**PROBLEM DETAILS:** Retype the rows from the very start of the records through the row containing "smiley-face-icon [158, 168, 175, 184]", keeping every character the same.

**EXTRACTED ENTRIES:**
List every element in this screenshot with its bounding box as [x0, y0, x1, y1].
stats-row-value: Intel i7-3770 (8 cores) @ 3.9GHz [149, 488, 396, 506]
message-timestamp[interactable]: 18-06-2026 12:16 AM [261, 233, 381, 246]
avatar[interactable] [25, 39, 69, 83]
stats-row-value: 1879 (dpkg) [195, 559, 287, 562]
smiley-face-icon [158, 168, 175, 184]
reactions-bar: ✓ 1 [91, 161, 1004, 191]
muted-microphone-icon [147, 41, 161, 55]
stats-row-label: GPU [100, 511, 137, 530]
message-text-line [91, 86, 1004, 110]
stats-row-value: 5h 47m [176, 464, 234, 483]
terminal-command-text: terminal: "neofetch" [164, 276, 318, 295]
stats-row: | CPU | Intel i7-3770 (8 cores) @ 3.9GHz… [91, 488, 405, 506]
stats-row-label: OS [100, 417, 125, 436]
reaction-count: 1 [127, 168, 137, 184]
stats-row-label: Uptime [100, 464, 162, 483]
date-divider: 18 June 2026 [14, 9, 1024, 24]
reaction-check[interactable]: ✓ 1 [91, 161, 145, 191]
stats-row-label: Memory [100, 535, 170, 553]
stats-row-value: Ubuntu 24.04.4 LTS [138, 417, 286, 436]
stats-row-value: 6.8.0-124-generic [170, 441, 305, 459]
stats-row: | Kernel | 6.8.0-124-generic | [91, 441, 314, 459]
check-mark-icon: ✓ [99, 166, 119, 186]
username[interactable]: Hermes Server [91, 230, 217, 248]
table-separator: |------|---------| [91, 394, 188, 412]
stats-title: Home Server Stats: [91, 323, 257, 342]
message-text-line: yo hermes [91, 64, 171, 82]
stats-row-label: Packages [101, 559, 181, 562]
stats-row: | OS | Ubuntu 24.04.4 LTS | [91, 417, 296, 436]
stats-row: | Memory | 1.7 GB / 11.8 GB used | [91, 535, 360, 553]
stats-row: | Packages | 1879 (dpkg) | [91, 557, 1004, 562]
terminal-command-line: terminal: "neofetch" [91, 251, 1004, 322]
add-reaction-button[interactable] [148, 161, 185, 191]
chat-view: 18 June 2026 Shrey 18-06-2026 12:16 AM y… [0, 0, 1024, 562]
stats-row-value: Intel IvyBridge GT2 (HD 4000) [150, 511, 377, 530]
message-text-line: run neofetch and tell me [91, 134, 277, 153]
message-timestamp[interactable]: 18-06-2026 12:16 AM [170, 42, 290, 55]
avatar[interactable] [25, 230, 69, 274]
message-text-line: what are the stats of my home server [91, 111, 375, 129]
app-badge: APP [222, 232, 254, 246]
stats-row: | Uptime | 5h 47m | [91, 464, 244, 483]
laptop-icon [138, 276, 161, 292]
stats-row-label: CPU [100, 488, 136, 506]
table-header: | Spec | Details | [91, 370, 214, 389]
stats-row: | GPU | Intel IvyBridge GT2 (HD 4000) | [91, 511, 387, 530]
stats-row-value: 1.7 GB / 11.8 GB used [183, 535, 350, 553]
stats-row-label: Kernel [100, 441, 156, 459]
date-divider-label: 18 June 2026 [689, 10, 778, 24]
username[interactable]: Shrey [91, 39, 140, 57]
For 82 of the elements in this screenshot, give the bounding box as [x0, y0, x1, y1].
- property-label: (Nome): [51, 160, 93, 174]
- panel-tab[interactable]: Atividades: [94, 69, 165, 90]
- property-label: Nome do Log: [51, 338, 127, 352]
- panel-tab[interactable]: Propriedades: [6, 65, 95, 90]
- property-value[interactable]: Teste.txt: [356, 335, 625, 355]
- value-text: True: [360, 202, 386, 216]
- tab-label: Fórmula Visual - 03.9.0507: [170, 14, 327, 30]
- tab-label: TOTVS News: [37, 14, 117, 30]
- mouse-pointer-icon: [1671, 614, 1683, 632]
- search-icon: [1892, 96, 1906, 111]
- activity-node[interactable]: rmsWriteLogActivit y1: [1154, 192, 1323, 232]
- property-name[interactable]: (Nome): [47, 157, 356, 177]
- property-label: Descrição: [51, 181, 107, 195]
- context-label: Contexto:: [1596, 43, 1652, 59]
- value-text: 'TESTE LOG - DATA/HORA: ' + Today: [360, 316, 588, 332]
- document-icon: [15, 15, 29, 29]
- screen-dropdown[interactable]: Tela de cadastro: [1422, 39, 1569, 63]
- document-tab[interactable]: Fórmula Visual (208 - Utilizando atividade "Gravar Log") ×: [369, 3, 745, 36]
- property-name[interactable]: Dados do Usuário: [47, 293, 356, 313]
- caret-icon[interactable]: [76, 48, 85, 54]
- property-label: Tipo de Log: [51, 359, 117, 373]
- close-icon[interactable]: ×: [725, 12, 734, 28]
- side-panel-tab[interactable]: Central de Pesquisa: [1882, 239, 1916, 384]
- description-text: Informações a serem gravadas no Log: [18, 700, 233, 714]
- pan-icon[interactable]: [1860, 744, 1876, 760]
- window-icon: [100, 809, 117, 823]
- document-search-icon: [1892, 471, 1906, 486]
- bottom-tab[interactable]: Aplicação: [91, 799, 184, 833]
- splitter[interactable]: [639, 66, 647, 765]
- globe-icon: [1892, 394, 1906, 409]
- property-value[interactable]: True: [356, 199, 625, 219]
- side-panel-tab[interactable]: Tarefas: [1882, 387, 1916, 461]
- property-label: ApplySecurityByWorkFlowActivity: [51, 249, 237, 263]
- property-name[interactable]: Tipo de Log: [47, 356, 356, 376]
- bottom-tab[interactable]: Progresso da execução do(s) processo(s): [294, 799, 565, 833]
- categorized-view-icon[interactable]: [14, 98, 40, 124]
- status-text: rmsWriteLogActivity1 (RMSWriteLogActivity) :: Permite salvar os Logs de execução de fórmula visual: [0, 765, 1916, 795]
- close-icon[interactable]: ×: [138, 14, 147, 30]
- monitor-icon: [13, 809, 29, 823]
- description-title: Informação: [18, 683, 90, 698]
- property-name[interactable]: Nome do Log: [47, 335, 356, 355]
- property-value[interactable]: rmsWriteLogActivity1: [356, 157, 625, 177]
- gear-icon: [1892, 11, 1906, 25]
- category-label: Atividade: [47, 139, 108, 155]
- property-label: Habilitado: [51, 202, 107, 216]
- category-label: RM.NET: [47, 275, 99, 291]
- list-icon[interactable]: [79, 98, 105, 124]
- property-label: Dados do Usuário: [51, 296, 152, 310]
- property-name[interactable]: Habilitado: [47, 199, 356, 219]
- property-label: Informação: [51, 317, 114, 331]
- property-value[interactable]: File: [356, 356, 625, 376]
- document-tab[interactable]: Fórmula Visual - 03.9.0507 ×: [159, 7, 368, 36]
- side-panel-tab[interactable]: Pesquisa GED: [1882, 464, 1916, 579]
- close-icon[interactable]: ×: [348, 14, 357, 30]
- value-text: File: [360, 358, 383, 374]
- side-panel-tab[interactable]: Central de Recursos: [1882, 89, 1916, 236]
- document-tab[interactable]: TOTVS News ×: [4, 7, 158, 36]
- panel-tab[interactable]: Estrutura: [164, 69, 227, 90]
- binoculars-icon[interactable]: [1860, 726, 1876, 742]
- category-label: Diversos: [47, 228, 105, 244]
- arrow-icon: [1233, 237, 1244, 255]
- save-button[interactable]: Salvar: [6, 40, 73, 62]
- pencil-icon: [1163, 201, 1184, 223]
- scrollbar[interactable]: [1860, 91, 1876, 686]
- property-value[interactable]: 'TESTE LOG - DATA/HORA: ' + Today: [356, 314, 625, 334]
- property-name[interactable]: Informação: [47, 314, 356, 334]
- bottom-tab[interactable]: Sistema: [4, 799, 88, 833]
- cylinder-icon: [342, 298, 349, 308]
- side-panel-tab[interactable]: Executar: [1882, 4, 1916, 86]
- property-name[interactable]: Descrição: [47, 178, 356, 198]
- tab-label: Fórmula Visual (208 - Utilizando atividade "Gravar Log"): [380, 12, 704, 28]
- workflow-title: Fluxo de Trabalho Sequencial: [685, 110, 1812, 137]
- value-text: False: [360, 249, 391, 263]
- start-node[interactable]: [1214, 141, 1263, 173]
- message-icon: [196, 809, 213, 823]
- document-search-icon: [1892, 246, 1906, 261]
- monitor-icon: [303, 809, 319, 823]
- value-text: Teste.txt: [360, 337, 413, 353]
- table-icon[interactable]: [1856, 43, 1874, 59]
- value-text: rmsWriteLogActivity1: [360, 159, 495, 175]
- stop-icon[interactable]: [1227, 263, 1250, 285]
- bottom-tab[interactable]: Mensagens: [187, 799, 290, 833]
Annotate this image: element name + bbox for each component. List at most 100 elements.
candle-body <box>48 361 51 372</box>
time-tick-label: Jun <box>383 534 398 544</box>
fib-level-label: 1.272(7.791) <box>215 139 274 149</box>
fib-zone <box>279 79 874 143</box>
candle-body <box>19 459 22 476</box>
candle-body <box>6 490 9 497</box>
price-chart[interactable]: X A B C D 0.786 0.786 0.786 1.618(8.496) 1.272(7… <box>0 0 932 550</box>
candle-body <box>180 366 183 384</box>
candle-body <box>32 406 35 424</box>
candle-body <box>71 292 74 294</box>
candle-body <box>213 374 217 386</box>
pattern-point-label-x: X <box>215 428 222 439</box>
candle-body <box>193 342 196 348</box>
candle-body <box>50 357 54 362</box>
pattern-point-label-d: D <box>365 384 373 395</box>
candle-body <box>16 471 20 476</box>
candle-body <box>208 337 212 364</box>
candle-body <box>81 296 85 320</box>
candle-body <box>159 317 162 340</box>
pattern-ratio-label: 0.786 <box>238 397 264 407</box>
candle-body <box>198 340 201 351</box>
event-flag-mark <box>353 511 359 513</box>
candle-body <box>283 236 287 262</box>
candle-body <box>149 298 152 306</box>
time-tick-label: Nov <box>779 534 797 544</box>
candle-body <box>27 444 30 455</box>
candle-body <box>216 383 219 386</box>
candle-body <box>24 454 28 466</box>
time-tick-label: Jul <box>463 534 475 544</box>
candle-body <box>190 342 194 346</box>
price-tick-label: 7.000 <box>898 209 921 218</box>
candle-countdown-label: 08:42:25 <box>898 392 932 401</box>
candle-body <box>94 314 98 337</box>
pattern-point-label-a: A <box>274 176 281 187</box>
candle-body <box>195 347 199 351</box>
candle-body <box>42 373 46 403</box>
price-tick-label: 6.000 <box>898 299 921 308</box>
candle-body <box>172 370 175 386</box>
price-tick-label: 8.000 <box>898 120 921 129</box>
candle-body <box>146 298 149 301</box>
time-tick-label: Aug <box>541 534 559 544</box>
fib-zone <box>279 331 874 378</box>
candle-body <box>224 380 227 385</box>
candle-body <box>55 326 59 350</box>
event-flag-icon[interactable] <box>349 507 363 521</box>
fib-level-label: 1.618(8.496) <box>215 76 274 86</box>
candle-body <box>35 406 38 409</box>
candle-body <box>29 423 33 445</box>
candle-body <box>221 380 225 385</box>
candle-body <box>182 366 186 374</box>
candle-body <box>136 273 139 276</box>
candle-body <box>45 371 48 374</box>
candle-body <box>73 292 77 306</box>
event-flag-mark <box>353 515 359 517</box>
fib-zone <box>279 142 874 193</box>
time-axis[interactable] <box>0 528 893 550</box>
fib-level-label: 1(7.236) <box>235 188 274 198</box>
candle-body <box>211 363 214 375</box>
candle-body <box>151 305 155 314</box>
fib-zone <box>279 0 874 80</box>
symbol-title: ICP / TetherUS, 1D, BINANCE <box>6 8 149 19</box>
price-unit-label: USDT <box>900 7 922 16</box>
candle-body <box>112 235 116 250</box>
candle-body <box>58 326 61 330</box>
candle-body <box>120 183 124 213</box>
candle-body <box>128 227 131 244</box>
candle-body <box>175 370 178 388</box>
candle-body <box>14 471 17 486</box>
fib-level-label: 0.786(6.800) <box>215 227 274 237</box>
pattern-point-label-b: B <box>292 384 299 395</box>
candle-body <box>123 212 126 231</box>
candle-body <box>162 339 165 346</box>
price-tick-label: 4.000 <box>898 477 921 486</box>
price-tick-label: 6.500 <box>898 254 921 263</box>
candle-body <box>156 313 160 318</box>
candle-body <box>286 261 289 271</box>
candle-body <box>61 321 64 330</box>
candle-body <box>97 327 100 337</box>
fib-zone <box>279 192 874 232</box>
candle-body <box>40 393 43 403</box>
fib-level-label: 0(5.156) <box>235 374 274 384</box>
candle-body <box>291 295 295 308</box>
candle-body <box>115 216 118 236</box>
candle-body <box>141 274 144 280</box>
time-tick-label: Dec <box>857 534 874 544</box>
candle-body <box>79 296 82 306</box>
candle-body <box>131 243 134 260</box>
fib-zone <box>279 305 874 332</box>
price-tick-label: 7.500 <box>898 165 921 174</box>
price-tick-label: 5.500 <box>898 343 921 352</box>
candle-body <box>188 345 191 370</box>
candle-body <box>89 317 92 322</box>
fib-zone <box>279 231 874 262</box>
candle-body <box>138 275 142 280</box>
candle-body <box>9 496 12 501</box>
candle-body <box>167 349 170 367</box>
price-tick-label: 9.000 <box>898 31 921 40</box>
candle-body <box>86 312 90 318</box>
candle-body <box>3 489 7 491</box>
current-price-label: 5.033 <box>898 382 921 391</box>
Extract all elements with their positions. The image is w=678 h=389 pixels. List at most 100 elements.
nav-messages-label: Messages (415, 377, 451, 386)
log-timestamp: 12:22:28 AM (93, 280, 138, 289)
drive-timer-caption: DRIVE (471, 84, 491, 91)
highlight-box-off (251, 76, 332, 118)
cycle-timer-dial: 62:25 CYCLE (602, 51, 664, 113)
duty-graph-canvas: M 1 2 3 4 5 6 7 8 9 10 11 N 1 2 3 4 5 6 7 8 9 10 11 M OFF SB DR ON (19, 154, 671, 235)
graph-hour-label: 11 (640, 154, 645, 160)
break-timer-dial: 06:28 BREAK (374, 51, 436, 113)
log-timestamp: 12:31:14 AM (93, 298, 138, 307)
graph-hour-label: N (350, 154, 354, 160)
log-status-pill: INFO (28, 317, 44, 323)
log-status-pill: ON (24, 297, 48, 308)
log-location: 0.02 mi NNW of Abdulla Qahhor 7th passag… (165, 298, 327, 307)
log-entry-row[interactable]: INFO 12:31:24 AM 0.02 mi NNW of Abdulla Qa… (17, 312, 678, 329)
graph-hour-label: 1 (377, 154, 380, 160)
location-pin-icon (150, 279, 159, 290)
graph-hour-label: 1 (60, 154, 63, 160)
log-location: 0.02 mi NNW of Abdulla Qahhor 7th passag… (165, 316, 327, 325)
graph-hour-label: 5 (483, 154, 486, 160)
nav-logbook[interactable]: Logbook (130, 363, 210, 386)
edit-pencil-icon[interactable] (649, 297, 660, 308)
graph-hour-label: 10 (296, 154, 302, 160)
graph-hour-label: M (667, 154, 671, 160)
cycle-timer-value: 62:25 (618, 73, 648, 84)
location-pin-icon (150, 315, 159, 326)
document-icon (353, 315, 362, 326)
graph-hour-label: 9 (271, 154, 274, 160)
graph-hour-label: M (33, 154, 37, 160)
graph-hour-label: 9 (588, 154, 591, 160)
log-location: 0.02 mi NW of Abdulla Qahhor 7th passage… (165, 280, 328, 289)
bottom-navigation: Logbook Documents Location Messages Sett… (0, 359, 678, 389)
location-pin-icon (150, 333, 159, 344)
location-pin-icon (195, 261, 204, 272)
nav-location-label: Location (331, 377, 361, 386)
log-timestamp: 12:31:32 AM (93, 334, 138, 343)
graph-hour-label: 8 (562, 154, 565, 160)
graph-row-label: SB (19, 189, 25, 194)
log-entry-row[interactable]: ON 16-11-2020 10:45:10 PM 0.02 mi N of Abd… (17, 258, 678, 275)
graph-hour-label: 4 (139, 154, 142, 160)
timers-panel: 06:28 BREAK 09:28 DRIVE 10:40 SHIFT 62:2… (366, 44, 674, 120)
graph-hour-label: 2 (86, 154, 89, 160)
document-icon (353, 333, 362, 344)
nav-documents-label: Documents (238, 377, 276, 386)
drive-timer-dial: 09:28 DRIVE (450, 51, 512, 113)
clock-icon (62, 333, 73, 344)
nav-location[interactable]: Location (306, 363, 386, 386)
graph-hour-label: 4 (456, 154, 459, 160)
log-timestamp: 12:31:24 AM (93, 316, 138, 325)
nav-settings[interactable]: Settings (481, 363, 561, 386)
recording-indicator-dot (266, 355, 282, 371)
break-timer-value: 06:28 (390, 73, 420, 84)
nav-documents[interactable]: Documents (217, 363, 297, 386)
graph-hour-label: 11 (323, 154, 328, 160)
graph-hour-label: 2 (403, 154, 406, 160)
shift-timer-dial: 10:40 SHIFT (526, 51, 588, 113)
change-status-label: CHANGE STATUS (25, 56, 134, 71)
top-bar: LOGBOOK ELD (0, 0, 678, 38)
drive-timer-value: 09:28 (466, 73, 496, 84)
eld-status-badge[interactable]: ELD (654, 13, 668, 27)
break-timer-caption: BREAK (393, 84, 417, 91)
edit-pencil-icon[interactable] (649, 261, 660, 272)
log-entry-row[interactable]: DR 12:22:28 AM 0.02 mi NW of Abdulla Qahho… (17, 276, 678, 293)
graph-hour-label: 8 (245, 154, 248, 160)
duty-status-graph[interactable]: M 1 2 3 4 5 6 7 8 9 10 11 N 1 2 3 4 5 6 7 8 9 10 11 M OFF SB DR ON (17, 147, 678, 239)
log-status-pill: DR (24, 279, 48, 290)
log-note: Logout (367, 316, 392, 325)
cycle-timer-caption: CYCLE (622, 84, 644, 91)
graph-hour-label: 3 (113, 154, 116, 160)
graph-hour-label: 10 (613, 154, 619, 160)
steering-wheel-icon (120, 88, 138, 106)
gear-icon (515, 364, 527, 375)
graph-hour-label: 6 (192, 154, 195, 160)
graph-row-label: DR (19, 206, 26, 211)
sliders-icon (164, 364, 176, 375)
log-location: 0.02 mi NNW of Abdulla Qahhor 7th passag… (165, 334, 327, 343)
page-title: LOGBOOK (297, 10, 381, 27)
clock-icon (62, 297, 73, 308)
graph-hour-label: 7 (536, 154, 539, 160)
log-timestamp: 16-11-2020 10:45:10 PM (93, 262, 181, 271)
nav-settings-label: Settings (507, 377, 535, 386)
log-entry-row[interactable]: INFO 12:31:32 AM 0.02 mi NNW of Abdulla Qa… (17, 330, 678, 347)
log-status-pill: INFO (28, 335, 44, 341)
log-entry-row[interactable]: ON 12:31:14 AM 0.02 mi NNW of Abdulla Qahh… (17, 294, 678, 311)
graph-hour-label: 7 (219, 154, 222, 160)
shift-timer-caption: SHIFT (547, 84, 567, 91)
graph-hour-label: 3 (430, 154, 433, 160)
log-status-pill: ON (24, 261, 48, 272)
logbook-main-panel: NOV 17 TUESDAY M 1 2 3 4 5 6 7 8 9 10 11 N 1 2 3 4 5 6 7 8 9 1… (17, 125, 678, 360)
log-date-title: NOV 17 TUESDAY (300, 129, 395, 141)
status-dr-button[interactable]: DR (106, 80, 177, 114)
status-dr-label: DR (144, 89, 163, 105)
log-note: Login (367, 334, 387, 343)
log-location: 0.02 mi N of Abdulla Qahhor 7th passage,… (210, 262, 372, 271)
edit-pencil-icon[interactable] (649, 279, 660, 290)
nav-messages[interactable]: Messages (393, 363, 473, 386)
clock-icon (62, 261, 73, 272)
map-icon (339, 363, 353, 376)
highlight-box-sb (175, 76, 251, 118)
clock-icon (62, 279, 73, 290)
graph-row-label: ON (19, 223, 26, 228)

**TASK ANSWER:**
List every element in this screenshot with its bounding box as [x0, y0, x1, y1].
stats-row-value: Intel i7-3770 (8 cores) @ 3.9GHz [149, 488, 396, 506]
message-timestamp[interactable]: 18-06-2026 12:16 AM [261, 233, 381, 246]
avatar[interactable] [25, 39, 69, 83]
stats-row-value: 1879 (dpkg) [195, 559, 287, 562]
smiley-face-icon [158, 168, 175, 184]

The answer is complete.